AUFGABE:
Stimmen die folgenden Aussagen mit dem Text über den SK Sturm Graz überein? Antworte jeweils mit Ja oder Nein und zitiere die entscheidenden Worte des Textes wörtlich.
(a) Der SK Sturm Graz holt Jakob Jantscher und Bright Edomwonyi zurück.
(b) Die Gratulationen kamen ausschließlich von Fans des SK Sturm Graz.
(c) Die Reaktionen im Netz drehen sich zu einem großen Teil um Günter Kreissl.

TEXTAUSZUG:
───
"Game of Kreissl"! "Dieser Kreissl ist ein Wahnsinn!" "Günter Kreissl - Fußballgott!"

Auf Sturms Facebook-Seite war gar zu lesen: "Großes Kino! In Kreissl bitte gleich a fucking Denkmal am Stadion Vorplatz bauen! Bis 20fucking21!"

Auch so geht Transfer: Der SK Sturm Graz holt mit Jakob Jantscher und Bright Edomwonyi zwei verlorene Söhne nach Hause und die Reaktionen in sozialen Netzwerken, Foren oder in den Kommentarbereichen unter den jeweiligen Meldungen drehen sich zu einem hohen Prozentteil um eine Person: Günter Kreissl.

Nun ist es nicht gerade Breaking-News-verdächtig, dass Sturms Geschäftsführer Sport einen guten Job abliefert. Die zahlreichen Gratulationen von Fans anderer Vereine, zu einem guten Teil auch von jenen der beiden Wiener Rivalen, deuten darauf hin, dass die Arbeit des 43-Jährigen auch jenseits der Grazer Stadtgrenzen oder der steirischen Landesgrenzen honoriert wird.
───
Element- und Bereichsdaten
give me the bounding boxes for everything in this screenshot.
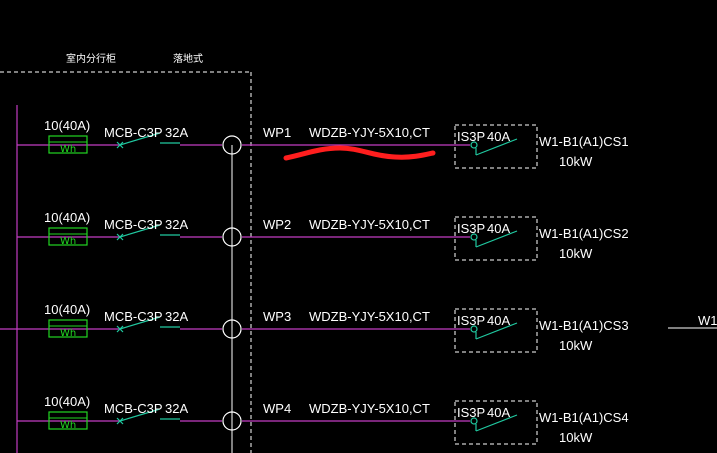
meter-rating: 10(40A) — [44, 394, 90, 409]
cable-spec: WDZB-YJY-5X10,CT — [309, 125, 430, 140]
cabinet-frame — [0, 71, 252, 453]
cabinet-type-label: 室内分行柜 — [66, 52, 116, 65]
isolator-rating: 40A — [487, 129, 510, 144]
junction-circle — [222, 135, 242, 155]
circuit-id: WP4 — [263, 401, 291, 416]
breaker-contact — [119, 408, 161, 422]
load-id: W1-B1(A1)CS1 — [539, 134, 629, 149]
breaker-contact — [119, 224, 161, 238]
isolator-blade — [475, 414, 518, 432]
meter-box — [48, 227, 88, 246]
isolator-type: IS3P — [457, 129, 485, 144]
junction-circle — [222, 319, 242, 339]
load-power: 10kW — [559, 338, 593, 353]
load-id: W1-B1(A1)CS2 — [539, 226, 629, 241]
meter-label: Wh — [60, 236, 76, 247]
isolator-rating: 40A — [487, 313, 510, 328]
circuit-id: WP3 — [263, 309, 291, 324]
isolator-blade — [475, 322, 518, 340]
junction-circle — [222, 411, 242, 431]
isolator-contact — [470, 417, 478, 425]
breaker-rating: 32A — [165, 125, 188, 140]
red-annotation-stroke — [283, 145, 436, 161]
cable-spec: WDZB-YJY-5X10,CT — [309, 309, 430, 324]
isolator-type: IS3P — [457, 313, 485, 328]
isolator-type: IS3P — [457, 221, 485, 236]
meter-label: Wh — [60, 328, 76, 339]
isolator-blade — [475, 138, 518, 156]
breaker-rating: 32A — [165, 217, 188, 232]
breaker-type: MCB-C3P — [104, 401, 163, 416]
cable-spec: WDZB-YJY-5X10,CT — [309, 401, 430, 416]
circuit-id: WP1 — [263, 125, 291, 140]
junction-circle — [222, 227, 242, 247]
breaker-x-mark — [116, 417, 124, 425]
load-power: 10kW — [559, 154, 593, 169]
breaker-type: MCB-C3P — [104, 217, 163, 232]
meter-rating: 10(40A) — [44, 118, 90, 133]
breaker-x-mark — [116, 325, 124, 333]
load-id: W1-B1(A1)CS3 — [539, 318, 629, 333]
breaker-rating: 32A — [165, 309, 188, 324]
cable-spec: WDZB-YJY-5X10,CT — [309, 217, 430, 232]
isolator-rating: 40A — [487, 221, 510, 236]
load-id: W1-B1(A1)CS4 — [539, 410, 629, 425]
isolator-contact — [470, 141, 478, 149]
breaker-contact — [119, 316, 161, 330]
edge-label: W1- — [698, 313, 717, 328]
isolator-type: IS3P — [457, 405, 485, 420]
meter-rating: 10(40A) — [44, 210, 90, 225]
breaker-x-mark — [116, 233, 124, 241]
meter-box — [48, 319, 88, 338]
breaker-type: MCB-C3P — [104, 125, 163, 140]
mounting-type-label: 落地式 — [173, 52, 203, 65]
breaker-type: MCB-C3P — [104, 309, 163, 324]
circuit-id: WP2 — [263, 217, 291, 232]
isolator-contact — [470, 325, 478, 333]
load-power: 10kW — [559, 246, 593, 261]
isolator-blade — [475, 230, 518, 248]
breaker-contact — [119, 132, 161, 146]
isolator-contact — [470, 233, 478, 241]
meter-box — [48, 411, 88, 430]
meter-box — [48, 135, 88, 154]
load-power: 10kW — [559, 430, 593, 445]
meter-rating: 10(40A) — [44, 302, 90, 317]
isolator-rating: 40A — [487, 405, 510, 420]
breaker-x-mark — [116, 141, 124, 149]
meter-label: Wh — [60, 144, 76, 155]
breaker-rating: 32A — [165, 401, 188, 416]
meter-label: Wh — [60, 420, 76, 431]
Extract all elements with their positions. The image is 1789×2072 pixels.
───
LÖSUNG:
(a) Ja: „Der SK Sturm Graz holt mit Jakob Jantscher und Bright Edomwonyi zwei verlorene Söhne nach Hause“
(b) Nein: „Die zahlreichen Gratulationen von Fans anderer Vereine“
(c) Ja: „drehen sich zu einem hohen Prozentteil um eine Person: Günter Kreissl“